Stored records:
----------

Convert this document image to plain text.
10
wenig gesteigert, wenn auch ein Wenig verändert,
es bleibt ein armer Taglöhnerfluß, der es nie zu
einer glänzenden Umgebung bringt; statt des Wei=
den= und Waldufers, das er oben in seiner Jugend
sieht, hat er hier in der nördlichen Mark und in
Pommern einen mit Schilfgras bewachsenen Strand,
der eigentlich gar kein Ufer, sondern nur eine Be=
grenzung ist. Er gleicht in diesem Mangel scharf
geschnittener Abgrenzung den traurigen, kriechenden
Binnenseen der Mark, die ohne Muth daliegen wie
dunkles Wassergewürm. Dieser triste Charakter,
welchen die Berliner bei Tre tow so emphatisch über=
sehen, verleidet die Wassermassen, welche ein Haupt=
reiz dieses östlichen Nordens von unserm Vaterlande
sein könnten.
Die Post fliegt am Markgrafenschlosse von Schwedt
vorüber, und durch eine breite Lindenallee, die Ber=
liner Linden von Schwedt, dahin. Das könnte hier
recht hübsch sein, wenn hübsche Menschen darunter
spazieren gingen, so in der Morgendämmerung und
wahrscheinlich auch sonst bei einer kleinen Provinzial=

----------

SET PROBLEM: Reproduce the material above exactly; please quote every line of it.

RESULT:
Convert this document image to plain text.
10
wenig gesteigert, wenn auch ein Wenig verändert,
es bleibt ein armer Taglöhnerfluß, der es nie zu
einer glänzenden Umgebung bringt; statt des Wei=
den= und Waldufers, das er oben in seiner Jugend
sieht, hat er hier in der nördlichen Mark und in
Pommern einen mit Schilfgras bewachsenen Strand,
der eigentlich gar kein Ufer, sondern nur eine Be=
grenzung ist. Er gleicht in diesem Mangel scharf
geschnittener Abgrenzung den traurigen, kriechenden
Binnenseen der Mark, die ohne Muth daliegen wie
dunkles Wassergewürm. Dieser triste Charakter,
welchen die Berliner bei Tre tow so emphatisch über=
sehen, verleidet die Wassermassen, welche ein Haupt=
reiz dieses östlichen Nordens von unserm Vaterlande
sein könnten.
Die Post fliegt am Markgrafenschlosse von Schwedt
vorüber, und durch eine breite Lindenallee, die Ber=
liner Linden von Schwedt, dahin. Das könnte hier
recht hübsch sein, wenn hübsche Menschen darunter
spazieren gingen, so in der Morgendämmerung und
wahrscheinlich auch sonst bei einer kleinen Provinzial=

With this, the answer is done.